Transcribe the records below exactly.

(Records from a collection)
== == ==
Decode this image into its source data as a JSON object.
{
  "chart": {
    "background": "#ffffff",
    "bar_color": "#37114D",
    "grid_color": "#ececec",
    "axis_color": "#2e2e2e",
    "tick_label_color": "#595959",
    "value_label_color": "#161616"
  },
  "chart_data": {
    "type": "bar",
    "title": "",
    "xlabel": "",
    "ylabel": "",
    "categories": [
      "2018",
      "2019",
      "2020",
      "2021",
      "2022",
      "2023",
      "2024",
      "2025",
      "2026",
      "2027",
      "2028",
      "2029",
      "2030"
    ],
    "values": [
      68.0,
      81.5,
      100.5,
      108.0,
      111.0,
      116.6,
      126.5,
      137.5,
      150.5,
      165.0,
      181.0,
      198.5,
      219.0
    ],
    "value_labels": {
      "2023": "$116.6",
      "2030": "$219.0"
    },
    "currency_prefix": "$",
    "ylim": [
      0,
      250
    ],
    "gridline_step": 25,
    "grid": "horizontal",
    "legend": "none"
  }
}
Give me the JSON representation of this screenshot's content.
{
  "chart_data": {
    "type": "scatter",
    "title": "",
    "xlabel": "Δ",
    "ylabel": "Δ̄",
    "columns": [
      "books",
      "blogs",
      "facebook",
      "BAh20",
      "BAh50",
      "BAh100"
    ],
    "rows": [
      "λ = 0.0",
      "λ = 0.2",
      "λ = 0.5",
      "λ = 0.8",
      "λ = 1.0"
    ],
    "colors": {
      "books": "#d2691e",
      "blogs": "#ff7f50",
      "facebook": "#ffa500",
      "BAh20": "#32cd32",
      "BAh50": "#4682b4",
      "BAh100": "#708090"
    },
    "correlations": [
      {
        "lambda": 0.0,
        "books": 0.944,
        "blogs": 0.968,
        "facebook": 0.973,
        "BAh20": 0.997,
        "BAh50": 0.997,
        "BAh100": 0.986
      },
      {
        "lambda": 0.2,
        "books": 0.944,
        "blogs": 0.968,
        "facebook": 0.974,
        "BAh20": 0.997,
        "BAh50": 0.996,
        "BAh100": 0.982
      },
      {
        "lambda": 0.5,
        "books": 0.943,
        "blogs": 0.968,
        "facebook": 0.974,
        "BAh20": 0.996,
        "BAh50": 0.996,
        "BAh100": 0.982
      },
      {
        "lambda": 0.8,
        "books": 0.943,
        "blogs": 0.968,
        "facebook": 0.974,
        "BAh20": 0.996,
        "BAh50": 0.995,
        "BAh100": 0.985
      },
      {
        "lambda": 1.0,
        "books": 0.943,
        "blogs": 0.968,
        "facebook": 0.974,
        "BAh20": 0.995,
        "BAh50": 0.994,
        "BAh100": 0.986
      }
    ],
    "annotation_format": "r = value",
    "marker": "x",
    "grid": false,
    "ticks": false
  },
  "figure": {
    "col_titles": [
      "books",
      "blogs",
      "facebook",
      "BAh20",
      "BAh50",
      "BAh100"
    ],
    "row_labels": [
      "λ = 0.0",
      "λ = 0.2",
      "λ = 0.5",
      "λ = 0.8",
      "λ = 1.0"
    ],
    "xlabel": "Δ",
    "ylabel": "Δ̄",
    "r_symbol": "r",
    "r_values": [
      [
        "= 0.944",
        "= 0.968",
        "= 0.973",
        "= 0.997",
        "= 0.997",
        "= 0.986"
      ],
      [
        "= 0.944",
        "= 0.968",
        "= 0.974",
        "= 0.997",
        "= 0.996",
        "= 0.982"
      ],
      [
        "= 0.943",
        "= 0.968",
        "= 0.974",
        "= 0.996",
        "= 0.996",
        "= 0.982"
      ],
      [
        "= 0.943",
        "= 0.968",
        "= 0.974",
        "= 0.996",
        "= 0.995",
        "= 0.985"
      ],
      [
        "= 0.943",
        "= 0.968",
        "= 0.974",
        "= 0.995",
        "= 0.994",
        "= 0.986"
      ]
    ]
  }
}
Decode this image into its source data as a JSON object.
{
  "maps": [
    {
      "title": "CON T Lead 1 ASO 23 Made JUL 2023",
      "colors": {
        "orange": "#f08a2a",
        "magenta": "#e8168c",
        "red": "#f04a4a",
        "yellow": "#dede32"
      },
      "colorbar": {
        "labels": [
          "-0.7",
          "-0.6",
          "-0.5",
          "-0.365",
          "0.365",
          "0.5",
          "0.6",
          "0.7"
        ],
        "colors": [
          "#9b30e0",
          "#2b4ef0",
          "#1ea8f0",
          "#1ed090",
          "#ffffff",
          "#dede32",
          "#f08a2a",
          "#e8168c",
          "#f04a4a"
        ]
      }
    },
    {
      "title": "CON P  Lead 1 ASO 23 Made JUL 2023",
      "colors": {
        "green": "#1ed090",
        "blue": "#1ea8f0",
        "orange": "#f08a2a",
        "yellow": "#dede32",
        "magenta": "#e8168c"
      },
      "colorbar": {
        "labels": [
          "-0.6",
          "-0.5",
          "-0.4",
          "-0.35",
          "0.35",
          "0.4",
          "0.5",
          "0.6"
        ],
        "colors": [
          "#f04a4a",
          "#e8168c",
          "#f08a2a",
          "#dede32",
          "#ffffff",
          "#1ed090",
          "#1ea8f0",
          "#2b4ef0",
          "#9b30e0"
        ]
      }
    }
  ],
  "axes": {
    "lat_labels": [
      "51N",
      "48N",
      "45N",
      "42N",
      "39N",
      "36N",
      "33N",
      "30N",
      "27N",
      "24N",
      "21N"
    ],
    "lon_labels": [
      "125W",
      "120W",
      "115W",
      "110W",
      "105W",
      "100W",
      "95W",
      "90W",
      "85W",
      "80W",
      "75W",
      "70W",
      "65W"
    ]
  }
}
== == ==
## OUTPUT OF THE EXERCISE
Decode this image into its source data as a JSON object.
{
  "chart": {
    "background": "#ffffff",
    "bar_color": "#37114D",
    "grid_color": "#ececec",
    "axis_color": "#2e2e2e",
    "tick_label_color": "#595959",
    "value_label_color": "#161616"
  },
  "chart_data": {
    "type": "bar",
    "title": "",
    "xlabel": "",
    "ylabel": "",
    "categories": [
      "2018",
      "2019",
      "2020",
      "2021",
      "2022",
      "2023",
      "2024",
      "2025",
      "2026",
      "2027",
      "2028",
      "2029",
      "2030"
    ],
    "values": [
      68.0,
      81.5,
      100.5,
      108.0,
      111.0,
      116.6,
      126.5,
      137.5,
      150.5,
      165.0,
      181.0,
      198.5,
      219.0
    ],
    "value_labels": {
      "2023": "$116.6",
      "2030": "$219.0"
    },
    "currency_prefix": "$",
    "ylim": [
      0,
      250
    ],
    "gridline_step": 25,
    "grid": "horizontal",
    "legend": "none"
  }
}
Give me the JSON representation of this screenshot's content.
{
  "chart_data": {
    "type": "scatter",
    "title": "",
    "xlabel": "Δ",
    "ylabel": "Δ̄",
    "columns": [
      "books",
      "blogs",
      "facebook",
      "BAh20",
      "BAh50",
      "BAh100"
    ],
    "rows": [
      "λ = 0.0",
      "λ = 0.2",
      "λ = 0.5",
      "λ = 0.8",
      "λ = 1.0"
    ],
    "colors": {
      "books": "#d2691e",
      "blogs": "#ff7f50",
      "facebook": "#ffa500",
      "BAh20": "#32cd32",
      "BAh50": "#4682b4",
      "BAh100": "#708090"
    },
    "correlations": [
      {
        "lambda": 0.0,
        "books": 0.944,
        "blogs": 0.968,
        "facebook": 0.973,
        "BAh20": 0.997,
        "BAh50": 0.997,
        "BAh100": 0.986
      },
      {
        "lambda": 0.2,
        "books": 0.944,
        "blogs": 0.968,
        "facebook": 0.974,
        "BAh20": 0.997,
        "BAh50": 0.996,
        "BAh100": 0.982
      },
      {
        "lambda": 0.5,
        "books": 0.943,
        "blogs": 0.968,
        "facebook": 0.974,
        "BAh20": 0.996,
        "BAh50": 0.996,
        "BAh100": 0.982
      },
      {
        "lambda": 0.8,
        "books": 0.943,
        "blogs": 0.968,
        "facebook": 0.974,
        "BAh20": 0.996,
        "BAh50": 0.995,
        "BAh100": 0.985
      },
      {
        "lambda": 1.0,
        "books": 0.943,
        "blogs": 0.968,
        "facebook": 0.974,
        "BAh20": 0.995,
        "BAh50": 0.994,
        "BAh100": 0.986
      }
    ],
    "annotation_format": "r = value",
    "marker": "x",
    "grid": false,
    "ticks": false
  },
  "figure": {
    "col_titles": [
      "books",
      "blogs",
      "facebook",
      "BAh20",
      "BAh50",
      "BAh100"
    ],
    "row_labels": [
      "λ = 0.0",
      "λ = 0.2",
      "λ = 0.5",
      "λ = 0.8",
      "λ = 1.0"
    ],
    "xlabel": "Δ",
    "ylabel": "Δ̄",
    "r_symbol": "r",
    "r_values": [
      [
        "= 0.944",
        "= 0.968",
        "= 0.973",
        "= 0.997",
        "= 0.997",
        "= 0.986"
      ],
      [
        "= 0.944",
        "= 0.968",
        "= 0.974",
        "= 0.997",
        "= 0.996",
        "= 0.982"
      ],
      [
        "= 0.943",
        "= 0.968",
        "= 0.974",
        "= 0.996",
        "= 0.996",
        "= 0.982"
      ],
      [
        "= 0.943",
        "= 0.968",
        "= 0.974",
        "= 0.996",
        "= 0.995",
        "= 0.985"
      ],
      [
        "= 0.943",
        "= 0.968",
        "= 0.974",
        "= 0.995",
        "= 0.994",
        "= 0.986"
      ]
    ]
  }
}
Decode this image into its source data as a JSON object.
{
  "maps": [
    {
      "title": "CON T Lead 1 ASO 23 Made JUL 2023",
      "colors": {
        "orange": "#f08a2a",
        "magenta": "#e8168c",
        "red": "#f04a4a",
        "yellow": "#dede32"
      },
      "colorbar": {
        "labels": [
          "-0.7",
          "-0.6",
          "-0.5",
          "-0.365",
          "0.365",
          "0.5",
          "0.6",
          "0.7"
        ],
        "colors": [
          "#9b30e0",
          "#2b4ef0",
          "#1ea8f0",
          "#1ed090",
          "#ffffff",
          "#dede32",
          "#f08a2a",
          "#e8168c",
          "#f04a4a"
        ]
      }
    },
    {
      "title": "CON P  Lead 1 ASO 23 Made JUL 2023",
      "colors": {
        "green": "#1ed090",
        "blue": "#1ea8f0",
        "orange": "#f08a2a",
        "yellow": "#dede32",
        "magenta": "#e8168c"
      },
      "colorbar": {
        "labels": [
          "-0.6",
          "-0.5",
          "-0.4",
          "-0.35",
          "0.35",
          "0.4",
          "0.5",
          "0.6"
        ],
        "colors": [
          "#f04a4a",
          "#e8168c",
          "#f08a2a",
          "#dede32",
          "#ffffff",
          "#1ed090",
          "#1ea8f0",
          "#2b4ef0",
          "#9b30e0"
        ]
      }
    }
  ],
  "axes": {
    "lat_labels": [
      "51N",
      "48N",
      "45N",
      "42N",
      "39N",
      "36N",
      "33N",
      "30N",
      "27N",
      "24N",
      "21N"
    ],
    "lon_labels": [
      "125W",
      "120W",
      "115W",
      "110W",
      "105W",
      "100W",
      "95W",
      "90W",
      "85W",
      "80W",
      "75W",
      "70W",
      "65W"
    ]
  }
}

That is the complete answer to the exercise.